— Start of SUPPLIED MATERIAL —
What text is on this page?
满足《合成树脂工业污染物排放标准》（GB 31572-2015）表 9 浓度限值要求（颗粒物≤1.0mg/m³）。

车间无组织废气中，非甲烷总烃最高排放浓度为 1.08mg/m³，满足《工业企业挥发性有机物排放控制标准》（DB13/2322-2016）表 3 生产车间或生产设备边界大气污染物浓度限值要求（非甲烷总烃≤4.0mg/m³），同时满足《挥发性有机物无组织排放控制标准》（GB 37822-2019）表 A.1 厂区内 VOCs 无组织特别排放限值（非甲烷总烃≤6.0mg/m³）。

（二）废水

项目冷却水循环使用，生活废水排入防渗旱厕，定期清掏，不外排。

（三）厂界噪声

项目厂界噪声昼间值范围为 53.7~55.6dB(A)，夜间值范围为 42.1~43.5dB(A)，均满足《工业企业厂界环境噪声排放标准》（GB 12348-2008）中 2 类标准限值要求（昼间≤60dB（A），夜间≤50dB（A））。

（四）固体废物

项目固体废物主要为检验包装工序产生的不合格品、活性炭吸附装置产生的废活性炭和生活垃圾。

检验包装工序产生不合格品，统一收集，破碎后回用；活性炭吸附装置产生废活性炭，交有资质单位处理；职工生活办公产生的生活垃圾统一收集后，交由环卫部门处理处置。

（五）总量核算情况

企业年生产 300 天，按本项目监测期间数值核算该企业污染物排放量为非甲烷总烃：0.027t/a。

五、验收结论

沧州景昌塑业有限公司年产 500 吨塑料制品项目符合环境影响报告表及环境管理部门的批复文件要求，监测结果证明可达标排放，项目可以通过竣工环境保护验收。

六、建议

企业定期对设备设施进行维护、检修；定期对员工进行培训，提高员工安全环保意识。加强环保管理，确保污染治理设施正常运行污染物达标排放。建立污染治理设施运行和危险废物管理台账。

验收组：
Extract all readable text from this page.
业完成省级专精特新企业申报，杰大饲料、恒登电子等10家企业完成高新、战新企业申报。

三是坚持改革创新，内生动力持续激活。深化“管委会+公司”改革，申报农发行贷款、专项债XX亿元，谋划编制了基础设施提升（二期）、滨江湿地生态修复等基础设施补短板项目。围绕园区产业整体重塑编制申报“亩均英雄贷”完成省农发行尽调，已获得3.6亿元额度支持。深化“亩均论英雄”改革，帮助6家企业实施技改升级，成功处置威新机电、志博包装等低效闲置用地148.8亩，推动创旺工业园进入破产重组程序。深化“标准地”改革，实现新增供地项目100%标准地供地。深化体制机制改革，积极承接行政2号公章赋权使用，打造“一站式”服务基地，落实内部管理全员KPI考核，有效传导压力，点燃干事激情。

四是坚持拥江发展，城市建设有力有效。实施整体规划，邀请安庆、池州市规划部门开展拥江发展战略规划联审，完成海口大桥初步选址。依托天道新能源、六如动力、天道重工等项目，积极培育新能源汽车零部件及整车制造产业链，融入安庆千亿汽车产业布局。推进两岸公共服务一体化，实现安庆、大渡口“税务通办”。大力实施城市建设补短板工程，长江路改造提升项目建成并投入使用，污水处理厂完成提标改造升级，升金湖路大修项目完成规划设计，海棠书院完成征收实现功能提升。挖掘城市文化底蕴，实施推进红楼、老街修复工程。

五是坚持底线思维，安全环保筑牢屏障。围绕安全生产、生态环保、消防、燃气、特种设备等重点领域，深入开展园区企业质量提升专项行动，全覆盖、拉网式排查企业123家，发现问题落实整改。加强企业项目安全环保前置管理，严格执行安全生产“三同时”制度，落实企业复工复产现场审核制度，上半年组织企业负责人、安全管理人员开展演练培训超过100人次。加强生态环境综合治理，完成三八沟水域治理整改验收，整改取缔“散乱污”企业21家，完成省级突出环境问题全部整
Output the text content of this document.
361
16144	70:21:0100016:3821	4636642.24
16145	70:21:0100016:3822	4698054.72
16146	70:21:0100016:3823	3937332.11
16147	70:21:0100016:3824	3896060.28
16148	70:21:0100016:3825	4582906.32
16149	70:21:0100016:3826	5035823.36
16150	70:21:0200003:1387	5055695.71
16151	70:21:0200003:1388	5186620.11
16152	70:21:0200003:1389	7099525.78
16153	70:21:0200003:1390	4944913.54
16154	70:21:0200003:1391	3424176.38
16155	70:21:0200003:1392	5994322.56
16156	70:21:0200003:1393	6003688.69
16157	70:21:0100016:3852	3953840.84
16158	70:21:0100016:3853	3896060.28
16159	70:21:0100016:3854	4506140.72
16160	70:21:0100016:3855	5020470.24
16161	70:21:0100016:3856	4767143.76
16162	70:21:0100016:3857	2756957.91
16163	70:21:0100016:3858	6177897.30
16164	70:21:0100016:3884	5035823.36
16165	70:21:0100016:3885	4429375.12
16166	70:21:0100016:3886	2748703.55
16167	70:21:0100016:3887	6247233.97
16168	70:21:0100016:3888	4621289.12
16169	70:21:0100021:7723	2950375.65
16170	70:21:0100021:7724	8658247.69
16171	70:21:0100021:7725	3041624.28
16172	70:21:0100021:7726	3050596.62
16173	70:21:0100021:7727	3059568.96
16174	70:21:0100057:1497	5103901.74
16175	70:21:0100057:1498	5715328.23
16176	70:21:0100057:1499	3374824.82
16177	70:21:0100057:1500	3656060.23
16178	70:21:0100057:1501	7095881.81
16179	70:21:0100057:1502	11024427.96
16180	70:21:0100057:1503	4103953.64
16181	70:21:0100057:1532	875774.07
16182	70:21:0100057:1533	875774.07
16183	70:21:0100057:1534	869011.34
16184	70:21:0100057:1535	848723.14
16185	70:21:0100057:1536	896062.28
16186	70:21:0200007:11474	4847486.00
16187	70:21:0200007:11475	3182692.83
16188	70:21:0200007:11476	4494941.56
— End of SUPPLIED MATERIAL —
WHAT IS REQUIRED — Report back each line of the entries that holds the string "page".

WORKED ANSWER —
What text is on this page?
Extract all readable text from this page.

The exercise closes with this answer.